::: Sezione di testo :::

La riviera ligure è famosa per gli splendidi scenari artistici e panoramici che offre.
Questa domenica vi portiamo a pochi chilometri da Savona, per farvi conoscere il Santuario mariano di Nostra Signora della Misericordia.
La Chiesa del Santuario è stata progettata da Antonio Pace Sormano ed è il tipico esempio di primo barocco italiano, seppure dalla struttura anomala.
È costruita infatti su tre livelli: navata, cripta e presbiterio – come la cattedrale romanica distrutta dai Genovesi per costruire la Fortezza del Priamar-.
La facciata, adopera di Taddeo Carlone di Rovio invece,è tipicamente barocca, completata fra il 1609 e il 1615 circa.
E’ costruita in pietra del Finale ed è composta da tre nicchie in cui sono collocate le statue di San Giovanni Battista, di San Giovanni apostolo ed evangelista e della Vergine.
Lo stemma di Savona sotto il timpano centrale ricorda il patronato della città sull’edificio. Il sagrato è stato rifatto nel 1986.
Sul piazzale antistante la Chiesa, è collocata una fontana di Giacomo Antonio Ponsonelli del 1708.
Il complesso nasce attorno alla Chiesa già edificata nel1536, nel preciso luogo dell’apparizione della Madonna al Beato Antonio Botta.
Riprendiamo dal sito ligure la storia del santuario e delle sue apparizioni.
Sabato 18 marzo 1536. Nella valle del Letimbro, angusta e solitaria, pochi rustici casolari si raccoglievano attorno alla Chiesa di San Bernardo, situata ad alcuni chilometri dalla città. Erano poche famiglie di contadini e pastori, rotti alla fatica ed al lavoro.
Quella mattina, un povero contadino, Antonio Botta, che abitava in un casolare di fondo valle, uscì di buon’ora per recarsi al suo podere. Giunto nella vigna si accorse che le viti avevano già buttato fuori i primi germogli. Gli venne in mente allora che la vigna di un suo parente, cui l’aveva promesso, non era ancora stata potata.
Così Antonio Botta lasciò di legare le sue viti e partì per compiere la carità promessa. I due vigneti non distavano molto l’uno dall’altro: bastava percorrere un piccolo sentiero sassoso ed attraversare un torrentello, in quella stagione, abbastanza ricco d’acqua. Strada facendo tirò fuori dalla tasca la sua grossa corona e cominciò a dire il Rosario.
Giunto al torrente, attirato dalla limpidità di quell’acqua, non poté fare a meno di chinarsi per tuffarvi le mani e rinfrescare la faccia. Fu in quella posizione, ginocchioni sulle pietre del torrente che avvenne il prodigio. Fu – raccontò poi lo stesso Antonio Botta nel suo linguaggio semplice e disadorno – come il discendere dal cielo di un grande splendore.

:::

Richiesta assegnata a> Le affermazioni seguenti concordano con il testo sul Santuario di Nostra Signora della Misericordia? (i) La fontana sul piazzale davanti alla Chiesa è del 1708. (ii) Il sagrato è stato rifatto nel 1609. (iii) La facciata è costruita in pietra del Finale. Per ciascuna rispondi sì o no e cita alla lettera le parole decisive del testo.
Il testo e i record sono materiali distinti, senza legami tra loro.

::: Dati forniti :::

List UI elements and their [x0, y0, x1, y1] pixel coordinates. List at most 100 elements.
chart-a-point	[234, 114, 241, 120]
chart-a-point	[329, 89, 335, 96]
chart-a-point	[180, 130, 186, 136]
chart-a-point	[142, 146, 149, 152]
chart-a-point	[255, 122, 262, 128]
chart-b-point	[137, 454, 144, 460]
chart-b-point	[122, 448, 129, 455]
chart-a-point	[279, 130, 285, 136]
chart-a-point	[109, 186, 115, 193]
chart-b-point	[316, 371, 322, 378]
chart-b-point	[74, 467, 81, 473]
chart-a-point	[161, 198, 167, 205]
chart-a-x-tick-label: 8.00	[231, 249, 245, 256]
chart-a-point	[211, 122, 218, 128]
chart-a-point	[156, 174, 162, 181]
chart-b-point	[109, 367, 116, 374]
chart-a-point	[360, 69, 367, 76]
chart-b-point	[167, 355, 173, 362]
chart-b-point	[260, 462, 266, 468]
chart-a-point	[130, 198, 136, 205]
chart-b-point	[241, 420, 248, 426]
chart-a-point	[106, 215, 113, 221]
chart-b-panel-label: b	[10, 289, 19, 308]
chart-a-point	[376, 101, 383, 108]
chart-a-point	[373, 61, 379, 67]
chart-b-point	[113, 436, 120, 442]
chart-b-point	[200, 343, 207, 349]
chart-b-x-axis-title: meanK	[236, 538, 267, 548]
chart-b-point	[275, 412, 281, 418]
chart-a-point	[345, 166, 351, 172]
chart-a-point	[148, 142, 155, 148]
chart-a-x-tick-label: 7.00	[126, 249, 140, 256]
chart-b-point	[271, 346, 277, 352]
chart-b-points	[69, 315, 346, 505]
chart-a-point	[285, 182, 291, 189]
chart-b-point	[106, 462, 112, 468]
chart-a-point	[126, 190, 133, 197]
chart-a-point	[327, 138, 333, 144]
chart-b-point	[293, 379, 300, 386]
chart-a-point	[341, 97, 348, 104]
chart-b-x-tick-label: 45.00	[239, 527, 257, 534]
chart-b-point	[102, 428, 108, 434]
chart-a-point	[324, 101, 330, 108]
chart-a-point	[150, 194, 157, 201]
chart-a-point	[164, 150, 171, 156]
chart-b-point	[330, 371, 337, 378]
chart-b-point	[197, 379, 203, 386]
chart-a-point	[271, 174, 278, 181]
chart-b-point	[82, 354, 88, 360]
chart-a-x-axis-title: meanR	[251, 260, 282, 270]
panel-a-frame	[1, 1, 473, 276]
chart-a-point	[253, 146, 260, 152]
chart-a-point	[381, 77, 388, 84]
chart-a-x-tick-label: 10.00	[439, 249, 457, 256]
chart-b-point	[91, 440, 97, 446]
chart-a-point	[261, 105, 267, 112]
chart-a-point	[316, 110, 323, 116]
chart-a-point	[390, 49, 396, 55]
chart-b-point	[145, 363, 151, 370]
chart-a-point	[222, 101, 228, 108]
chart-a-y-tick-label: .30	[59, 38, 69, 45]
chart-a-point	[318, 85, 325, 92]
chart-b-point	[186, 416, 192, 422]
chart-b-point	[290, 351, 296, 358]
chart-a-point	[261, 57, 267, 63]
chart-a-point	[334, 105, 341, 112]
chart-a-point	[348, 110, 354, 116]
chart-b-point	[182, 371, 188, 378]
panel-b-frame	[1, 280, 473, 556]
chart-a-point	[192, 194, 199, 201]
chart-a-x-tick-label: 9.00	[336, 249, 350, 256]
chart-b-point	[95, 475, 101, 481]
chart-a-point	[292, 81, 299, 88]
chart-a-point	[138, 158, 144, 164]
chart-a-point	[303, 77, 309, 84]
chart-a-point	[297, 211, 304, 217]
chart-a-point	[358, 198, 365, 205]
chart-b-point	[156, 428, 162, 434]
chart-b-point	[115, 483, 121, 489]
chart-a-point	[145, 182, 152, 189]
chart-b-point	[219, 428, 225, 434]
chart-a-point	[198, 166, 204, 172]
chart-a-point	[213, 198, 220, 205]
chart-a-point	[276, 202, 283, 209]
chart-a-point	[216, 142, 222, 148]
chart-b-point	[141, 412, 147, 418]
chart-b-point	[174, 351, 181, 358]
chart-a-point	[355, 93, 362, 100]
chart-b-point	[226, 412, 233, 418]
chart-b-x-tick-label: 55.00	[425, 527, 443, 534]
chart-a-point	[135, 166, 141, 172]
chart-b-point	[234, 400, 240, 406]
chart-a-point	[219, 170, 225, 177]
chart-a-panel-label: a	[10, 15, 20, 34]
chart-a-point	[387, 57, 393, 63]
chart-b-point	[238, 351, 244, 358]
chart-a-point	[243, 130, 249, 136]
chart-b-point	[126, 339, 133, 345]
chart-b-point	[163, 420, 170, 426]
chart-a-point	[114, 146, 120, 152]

:::

Richiesta assegnata b> Puoi modificare i record dall'inizio fino alla riga che contiene "130, 285, 136]", incluse entrambe, sostituendo "chart-b-point" con "chart-b-marker" e lasciando invariato tutto il resto? Restituisci soltanto queste righe.

Risultato corretto a>
(i) Sì: "è collocata una fontana di Giacomo Antonio Ponsonelli del 1708"
(ii) No: "Il sagrato è stato rifatto nel 1986."
(iii) Sì: "E’ costruita in pietra del Finale"

Risultato corretto b>
List UI elements and their [x0, y0, x1, y1] pixel coordinates. List at most 100 elements.
chart-a-point	[234, 114, 241, 120]
chart-a-point	[329, 89, 335, 96]
chart-a-point	[180, 130, 186, 136]
chart-a-point	[142, 146, 149, 152]
chart-a-point	[255, 122, 262, 128]
chart-b-marker	[137, 454, 144, 460]
chart-b-marker	[122, 448, 129, 455]
chart-a-point	[279, 130, 285, 136]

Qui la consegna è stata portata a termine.